>> begin

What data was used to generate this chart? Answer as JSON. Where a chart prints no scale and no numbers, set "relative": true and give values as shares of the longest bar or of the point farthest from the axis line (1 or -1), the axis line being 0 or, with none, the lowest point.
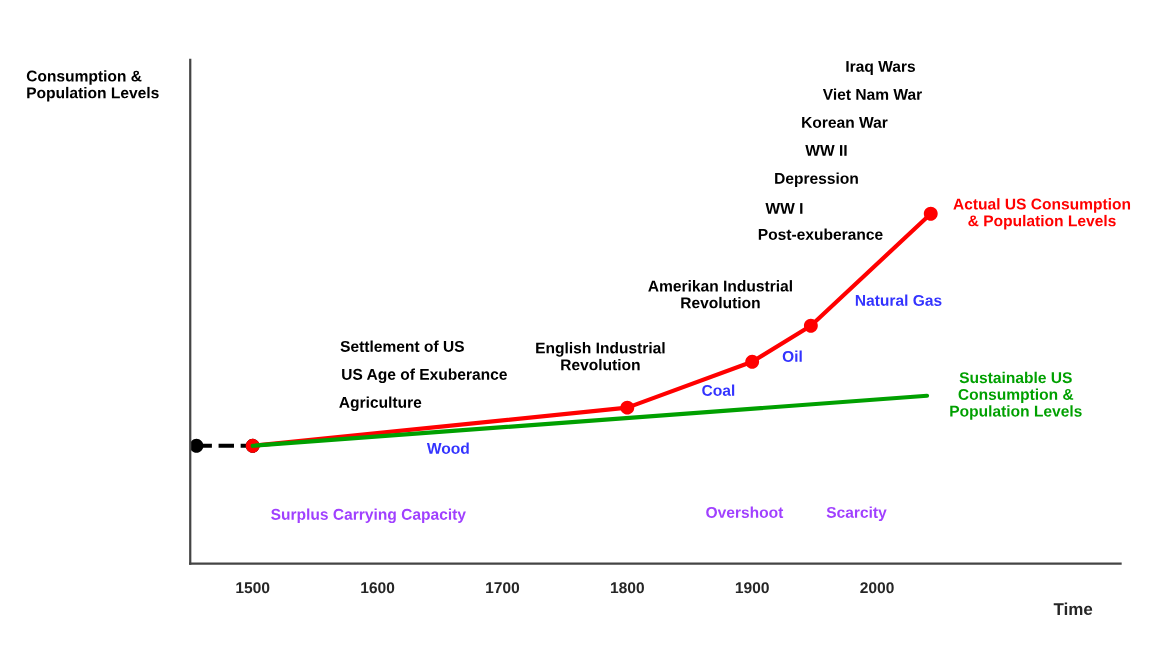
{
  "chart_data": {
    "type": "line",
    "relative": true,
    "xlabel": "Time",
    "xlim": [
      1450,
      2195
    ],
    "xticks": [
      1500,
      1600,
      1700,
      1800,
      1900,
      2000
    ],
    "tick_labels": "x",
    "grid": false,
    "legend": false,
    "series": [
      {
        "x": [
          1455,
          1500
        ],
        "values": [
          0.337,
          0.337
        ],
        "color": "#000000",
        "line_style": "dashed",
        "marker": "circle"
      },
      {
        "name": "Actual US Consumption\n& Population Levels",
        "x": [
          1500,
          1800,
          1900,
          1947,
          2043
        ],
        "values": [
          0.337,
          0.446,
          0.577,
          0.68,
          1
        ],
        "color": "#ff0000",
        "line_style": "solid",
        "marker": "circle"
      },
      {
        "name": "Sustainable US\nConsumption &\nPopulation Levels",
        "x": [
          1500,
          2040
        ],
        "values": [
          0.337,
          0.48
        ],
        "color": "#00a000",
        "line_style": "solid",
        "marker": "none"
      }
    ],
    "annotations": [
      "Consumption &\nPopulation Levels",
      "Settlement of US",
      "US Age of Exuberance",
      "Agriculture",
      "Wood",
      "Surplus Carrying Capacity",
      "English Industrial\nRevolution",
      "Coal",
      "Amerikan Industrial\nRevolution",
      "Oil",
      "Natural Gas",
      "Post-exuberance",
      "WW I",
      "Depression",
      "WW II",
      "Korean War",
      "Viet Nam War",
      "Iraq Wars",
      "Overshoot",
      "Scarcity"
    ]
  }
}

>> end

Problem description
Print the listing above in full, exactly as written. Omit any pictures.

Result below
What data was used to generate this chart? Answer as JSON. Where a chart prints no scale and no numbers, set "relative": true and give values as shares of the longest bar or of the point farthest from the axis line (1 or -1), the axis line being 0 or, with none, the lowest point.
{
  "chart_data": {
    "type": "line",
    "relative": true,
    "xlabel": "Time",
    "xlim": [
      1450,
      2195
    ],
    "xticks": [
      1500,
      1600,
      1700,
      1800,
      1900,
      2000
    ],
    "tick_labels": "x",
    "grid": false,
    "legend": false,
    "series": [
      {
        "x": [
          1455,
          1500
        ],
        "values": [
          0.337,
          0.337
        ],
        "color": "#000000",
        "line_style": "dashed",
        "marker": "circle"
      },
      {
        "name": "Actual US Consumption\n& Population Levels",
        "x": [
          1500,
          1800,
          1900,
          1947,
          2043
        ],
        "values": [
          0.337,
          0.446,
          0.577,
          0.68,
          1
        ],
        "color": "#ff0000",
        "line_style": "solid",
        "marker": "circle"
      },
      {
        "name": "Sustainable US\nConsumption &\nPopulation Levels",
        "x": [
          1500,
          2040
        ],
        "values": [
          0.337,
          0.48
        ],
        "color": "#00a000",
        "line_style": "solid",
        "marker": "none"
      }
    ],
    "annotations": [
      "Consumption &\nPopulation Levels",
      "Settlement of US",
      "US Age of Exuberance",
      "Agriculture",
      "Wood",
      "Surplus Carrying Capacity",
      "English Industrial\nRevolution",
      "Coal",
      "Amerikan Industrial\nRevolution",
      "Oil",
      "Natural Gas",
      "Post-exuberance",
      "WW I",
      "Depression",
      "WW II",
      "Korean War",
      "Viet Nam War",
      "Iraq Wars",
      "Overshoot",
      "Scarcity"
    ]
  }
}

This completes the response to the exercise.